***** Supplied material
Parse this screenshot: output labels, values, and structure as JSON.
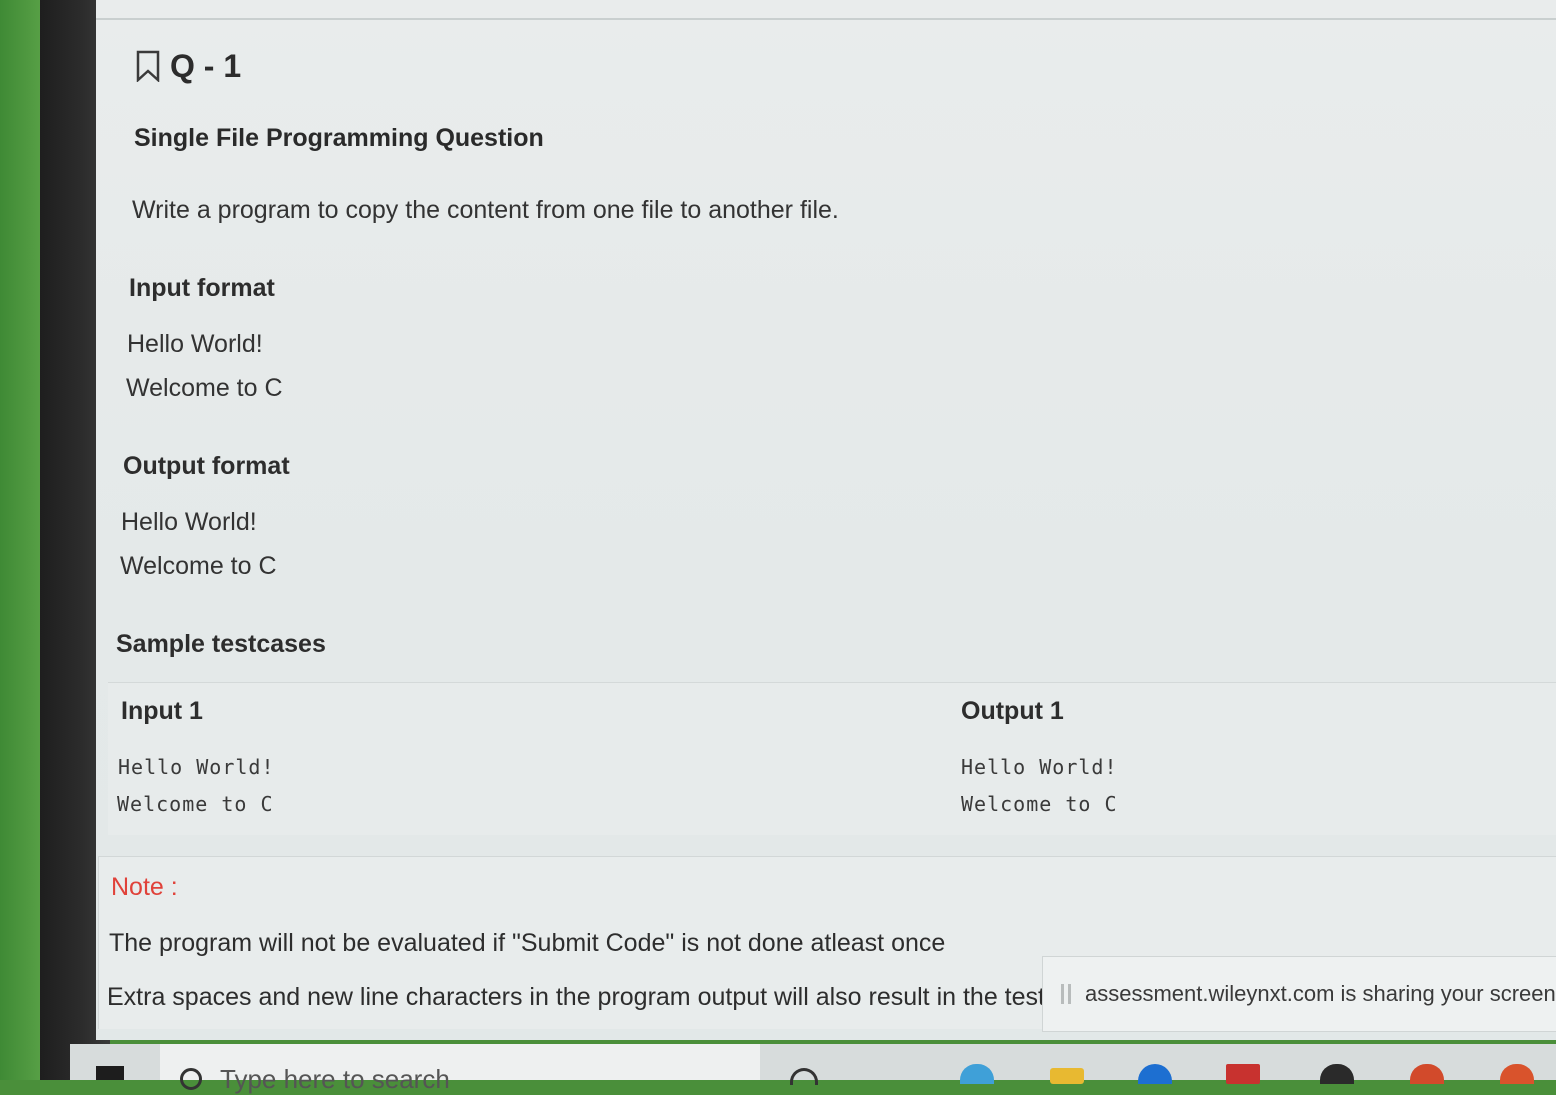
{
  "question": {
    "number": "Q - 1",
    "type": "Single File Programming Question",
    "prompt": "Write a program to copy the content from one file to another file."
  },
  "input_format": {
    "title": "Input format",
    "lines": [
      "Hello World!",
      "Welcome to C"
    ]
  },
  "output_format": {
    "title": "Output format",
    "lines": [
      "Hello World!",
      "Welcome to C"
    ]
  },
  "sample_testcases": {
    "title": "Sample testcases",
    "input": {
      "title": "Input 1",
      "lines": [
        "Hello World!",
        "Welcome to C"
      ]
    },
    "output": {
      "title": "Output 1",
      "lines": [
        "Hello World!",
        "Welcome to C"
      ]
    }
  },
  "note": {
    "title": "Note :",
    "lines": [
      "The program will not be evaluated if \"Submit Code\" is not done atleast once",
      "Extra spaces and new line characters in the program output will also result in the testc"
    ]
  },
  "screen_share": {
    "message": "assessment.wileynxt.com is sharing your screen."
  },
  "taskbar": {
    "search_placeholder": "Type here to search"
  },
  "colors": {
    "note_title": "#e0423a",
    "screen_bg": "#e6eaea",
    "desk_green": "#4a8f3a"
  },
  "icons": [
    "bookmark-icon",
    "pause-icon",
    "windows-start-icon",
    "search-icon"
  ]
}
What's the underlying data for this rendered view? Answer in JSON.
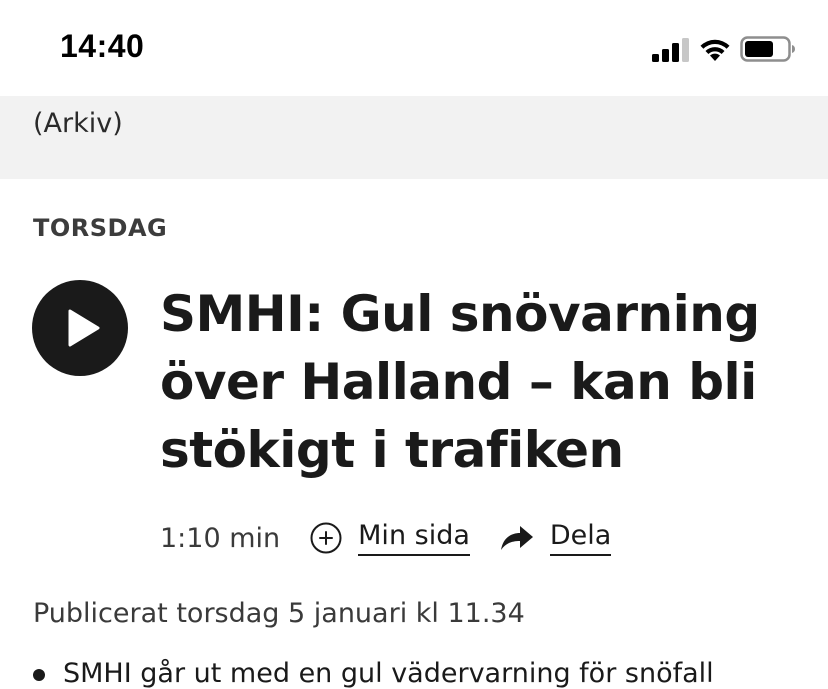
{
  "status_bar": {
    "time": "14:40",
    "icons": [
      "signal-icon",
      "wifi-icon",
      "battery-icon"
    ]
  },
  "previous_item": {
    "trailing_text": "(Arkiv)"
  },
  "article": {
    "day": "TORSDAG",
    "play_icon": "play-icon",
    "headline": "SMHI: Gul snövarning över Halland – kan bli stökigt i trafiken",
    "duration": "1:10 min",
    "my_page_label": "Min sida",
    "my_page_icon": "plus-circle-icon",
    "share_label": "Dela",
    "share_icon": "share-arrow-icon",
    "published": "Publicerat torsdag 5 januari kl 11.34",
    "bullets": [
      "SMHI går ut med en gul vädervarning för snöfall"
    ]
  },
  "colors": {
    "text": "#1a1a1a",
    "gray_strip": "#f2f2f2",
    "play_button": "#1a1a1a"
  }
}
**********
### Task to carry out
Repeat the listing in full and exactly. Leave any pictures out.

### Answer to the task
Parse this screenshot: output labels, values, and structure as JSON.
{
  "question": {
    "number": "Q - 1",
    "type": "Single File Programming Question",
    "prompt": "Write a program to copy the content from one file to another file."
  },
  "input_format": {
    "title": "Input format",
    "lines": [
      "Hello World!",
      "Welcome to C"
    ]
  },
  "output_format": {
    "title": "Output format",
    "lines": [
      "Hello World!",
      "Welcome to C"
    ]
  },
  "sample_testcases": {
    "title": "Sample testcases",
    "input": {
      "title": "Input 1",
      "lines": [
        "Hello World!",
        "Welcome to C"
      ]
    },
    "output": {
      "title": "Output 1",
      "lines": [
        "Hello World!",
        "Welcome to C"
      ]
    }
  },
  "note": {
    "title": "Note :",
    "lines": [
      "The program will not be evaluated if \"Submit Code\" is not done atleast once",
      "Extra spaces and new line characters in the program output will also result in the testc"
    ]
  },
  "screen_share": {
    "message": "assessment.wileynxt.com is sharing your screen."
  },
  "taskbar": {
    "search_placeholder": "Type here to search"
  },
  "colors": {
    "note_title": "#e0423a",
    "screen_bg": "#e6eaea",
    "desk_green": "#4a8f3a"
  },
  "icons": [
    "bookmark-icon",
    "pause-icon",
    "windows-start-icon",
    "search-icon"
  ]
}
What's the underlying data for this rendered view? Answer in JSON.
{
  "status_bar": {
    "time": "14:40",
    "icons": [
      "signal-icon",
      "wifi-icon",
      "battery-icon"
    ]
  },
  "previous_item": {
    "trailing_text": "(Arkiv)"
  },
  "article": {
    "day": "TORSDAG",
    "play_icon": "play-icon",
    "headline": "SMHI: Gul snövarning över Halland – kan bli stökigt i trafiken",
    "duration": "1:10 min",
    "my_page_label": "Min sida",
    "my_page_icon": "plus-circle-icon",
    "share_label": "Dela",
    "share_icon": "share-arrow-icon",
    "published": "Publicerat torsdag 5 januari kl 11.34",
    "bullets": [
      "SMHI går ut med en gul vädervarning för snöfall"
    ]
  },
  "colors": {
    "text": "#1a1a1a",
    "gray_strip": "#f2f2f2",
    "play_button": "#1a1a1a"
  }
}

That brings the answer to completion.